-- GOAL --
Pictures do not belong in the copy; transcribe everything else in the records exactly.
-- start --
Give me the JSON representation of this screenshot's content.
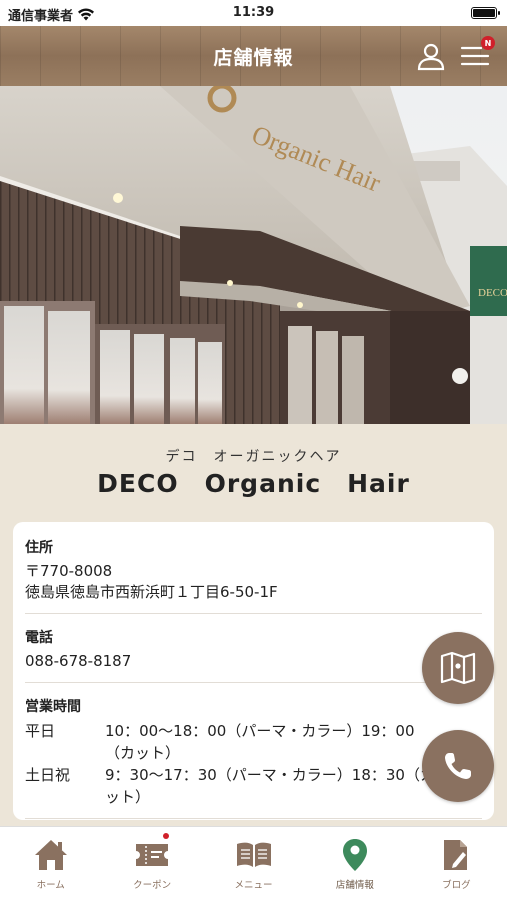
{
  "status_bar": {
    "carrier": "通信事業者",
    "time": "11:39"
  },
  "header": {
    "title": "店舗情報",
    "menu_badge": "N"
  },
  "shop": {
    "name_kana": "デコ　オーガニックヘア",
    "name": "DECO　Organic　Hair"
  },
  "hero_sign": {
    "text": "Organic Hair",
    "side_text": "DECO"
  },
  "info": {
    "address": {
      "label": "住所",
      "postal": "〒770-8008",
      "line": "徳島県徳島市西新浜町１丁目6-50-1F"
    },
    "phone": {
      "label": "電話",
      "number": "088-678-8187"
    },
    "hours": {
      "label": "営業時間",
      "rows": [
        {
          "day": "平日",
          "time": "10：00〜18：00（パーマ・カラー）19：00（カット）"
        },
        {
          "day": "土日祝",
          "time": "9：30〜17：30（パーマ・カラー）18：30（カット）"
        }
      ]
    }
  },
  "tabs": [
    {
      "label": "ホーム",
      "icon": "home-icon"
    },
    {
      "label": "クーポン",
      "icon": "coupon-icon"
    },
    {
      "label": "メニュー",
      "icon": "book-icon"
    },
    {
      "label": "店舗情報",
      "icon": "map-pin-icon"
    },
    {
      "label": "ブログ",
      "icon": "document-edit-icon"
    }
  ],
  "colors": {
    "accent": "#8a7160",
    "active_tab": "#3d8a5c",
    "background": "#ece5d8",
    "badge": "#d0202a"
  }
}
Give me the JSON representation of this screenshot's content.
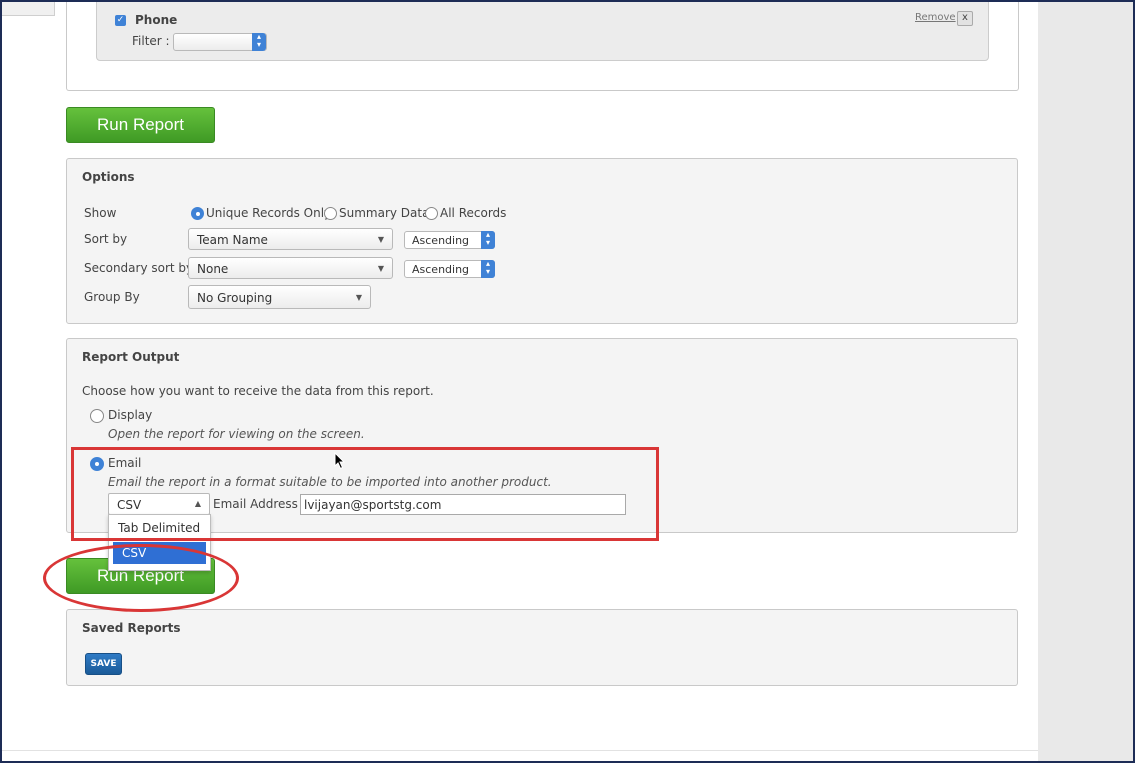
{
  "colors": {
    "accent_blue": "#3f82d6",
    "run_report_green": "#4fa92e",
    "annotation_red": "#d93636",
    "save_blue": "#1f64a8"
  },
  "field": {
    "name": "Phone",
    "checked": true,
    "filter_label": "Filter :",
    "filter_value": "",
    "remove_label": "Remove",
    "remove_x": "x"
  },
  "run_report_label": "Run Report",
  "options": {
    "title": "Options",
    "show_label": "Show",
    "show_choices": [
      "Unique Records Only",
      "Summary Data",
      "All Records"
    ],
    "show_selected": "Unique Records Only",
    "sort_by_label": "Sort by",
    "sort_by_value": "Team Name",
    "sort_by_order": "Ascending",
    "secondary_sort_label": "Secondary sort by",
    "secondary_sort_value": "None",
    "secondary_sort_order": "Ascending",
    "group_by_label": "Group By",
    "group_by_value": "No Grouping"
  },
  "output": {
    "title": "Report Output",
    "intro": "Choose how you want to receive the data from this report.",
    "display_label": "Display",
    "display_desc": "Open the report for viewing on the screen.",
    "email_label": "Email",
    "email_desc": "Email the report in a format suitable to be imported into another product.",
    "selected": "Email",
    "format_value": "CSV",
    "format_options": [
      "Tab Delimited",
      "CSV"
    ],
    "format_highlighted": "CSV",
    "email_address_label": "Email Address",
    "email_address_value": "lvijayan@sportstg.com"
  },
  "saved": {
    "title": "Saved Reports",
    "save_label": "SAVE"
  },
  "icons": {
    "checkbox": "checkmark-icon",
    "cursor": "mouse-pointer-icon"
  }
}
-- end --
-- THE OUTPUT --
Give me the JSON representation of this screenshot's content.
{
  "status_bar": {
    "carrier": "通信事業者",
    "time": "11:39"
  },
  "header": {
    "title": "店舗情報",
    "menu_badge": "N"
  },
  "shop": {
    "name_kana": "デコ　オーガニックヘア",
    "name": "DECO　Organic　Hair"
  },
  "hero_sign": {
    "text": "Organic Hair",
    "side_text": "DECO"
  },
  "info": {
    "address": {
      "label": "住所",
      "postal": "〒770-8008",
      "line": "徳島県徳島市西新浜町１丁目6-50-1F"
    },
    "phone": {
      "label": "電話",
      "number": "088-678-8187"
    },
    "hours": {
      "label": "営業時間",
      "rows": [
        {
          "day": "平日",
          "time": "10：00〜18：00（パーマ・カラー）19：00（カット）"
        },
        {
          "day": "土日祝",
          "time": "9：30〜17：30（パーマ・カラー）18：30（カット）"
        }
      ]
    }
  },
  "tabs": [
    {
      "label": "ホーム",
      "icon": "home-icon"
    },
    {
      "label": "クーポン",
      "icon": "coupon-icon"
    },
    {
      "label": "メニュー",
      "icon": "book-icon"
    },
    {
      "label": "店舗情報",
      "icon": "map-pin-icon"
    },
    {
      "label": "ブログ",
      "icon": "document-edit-icon"
    }
  ],
  "colors": {
    "accent": "#8a7160",
    "active_tab": "#3d8a5c",
    "background": "#ece5d8",
    "badge": "#d0202a"
  }
}
Give me the JSON representation of this screenshot's content.
{
  "colors": {
    "accent_blue": "#3f82d6",
    "run_report_green": "#4fa92e",
    "annotation_red": "#d93636",
    "save_blue": "#1f64a8"
  },
  "field": {
    "name": "Phone",
    "checked": true,
    "filter_label": "Filter :",
    "filter_value": "",
    "remove_label": "Remove",
    "remove_x": "x"
  },
  "run_report_label": "Run Report",
  "options": {
    "title": "Options",
    "show_label": "Show",
    "show_choices": [
      "Unique Records Only",
      "Summary Data",
      "All Records"
    ],
    "show_selected": "Unique Records Only",
    "sort_by_label": "Sort by",
    "sort_by_value": "Team Name",
    "sort_by_order": "Ascending",
    "secondary_sort_label": "Secondary sort by",
    "secondary_sort_value": "None",
    "secondary_sort_order": "Ascending",
    "group_by_label": "Group By",
    "group_by_value": "No Grouping"
  },
  "output": {
    "title": "Report Output",
    "intro": "Choose how you want to receive the data from this report.",
    "display_label": "Display",
    "display_desc": "Open the report for viewing on the screen.",
    "email_label": "Email",
    "email_desc": "Email the report in a format suitable to be imported into another product.",
    "selected": "Email",
    "format_value": "CSV",
    "format_options": [
      "Tab Delimited",
      "CSV"
    ],
    "format_highlighted": "CSV",
    "email_address_label": "Email Address",
    "email_address_value": "lvijayan@sportstg.com"
  },
  "saved": {
    "title": "Saved Reports",
    "save_label": "SAVE"
  },
  "icons": {
    "checkbox": "checkmark-icon",
    "cursor": "mouse-pointer-icon"
  }
}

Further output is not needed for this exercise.